## MATERIAL PROVIDED

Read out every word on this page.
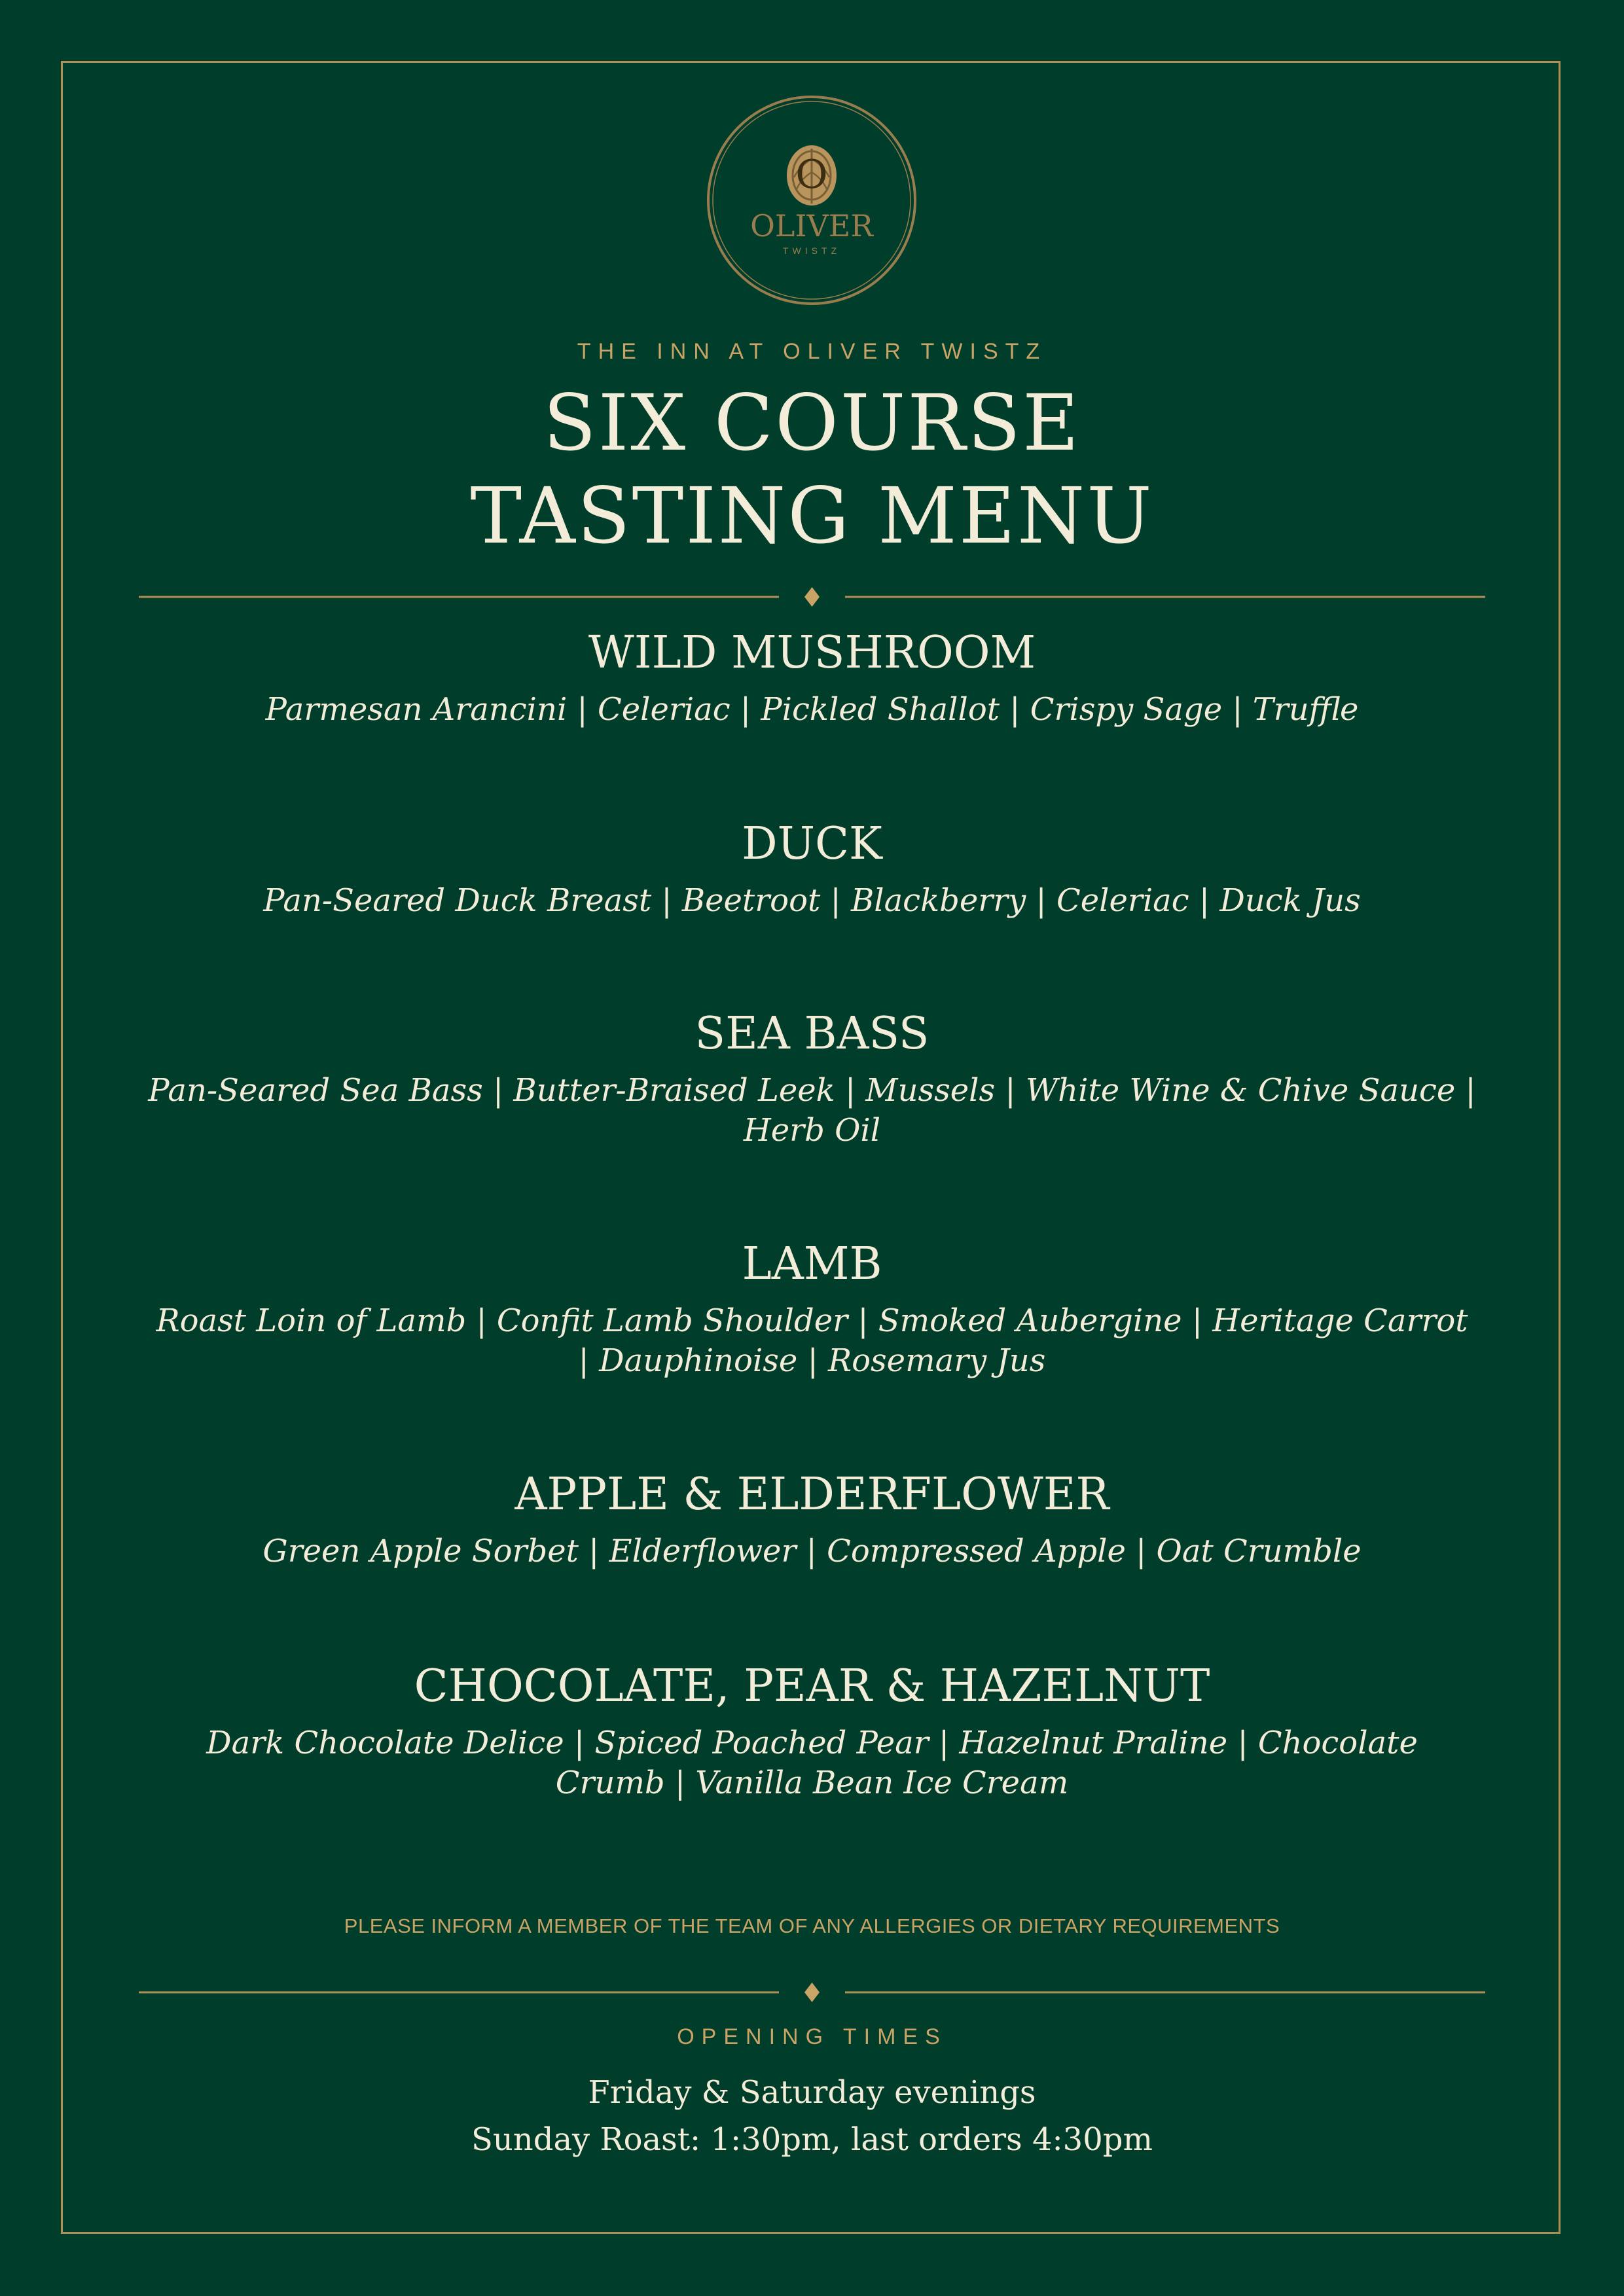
O
OLIVER
TWISTZ
THE INN AT OLIVER TWISTZ
SIX COURSE
TASTING MENU
WILD MUSHROOM
Parmesan Arancini | Celeriac | Pickled Shallot | Crispy Sage | Truffle
DUCK
Pan-Seared Duck Breast | Beetroot | Blackberry | Celeriac | Duck Jus
SEA BASS
Pan-Seared Sea Bass | Butter-Braised Leek | Mussels | White Wine & Chive Sauce |
Herb Oil
LAMB
Roast Loin of Lamb | Confit Lamb Shoulder | Smoked Aubergine | Heritage Carrot
| Dauphinoise | Rosemary Jus
APPLE & ELDERFLOWER
Green Apple Sorbet | Elderflower | Compressed Apple | Oat Crumble
CHOCOLATE, PEAR & HAZELNUT
Dark Chocolate Delice | Spiced Poached Pear | Hazelnut Praline | Chocolate
Crumb | Vanilla Bean Ice Cream
PLEASE INFORM A MEMBER OF THE TEAM OF ANY ALLERGIES OR DIETARY REQUIREMENTS
OPENING TIMES
Friday & Saturday evenings
Sunday Roast: 1:30pm, last orders 4:30pm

## REQUIREMENT
From the material given, work out how many lines hold the string "Seared"; state that number and nothing further.

## EXERCISE RESPONSE
2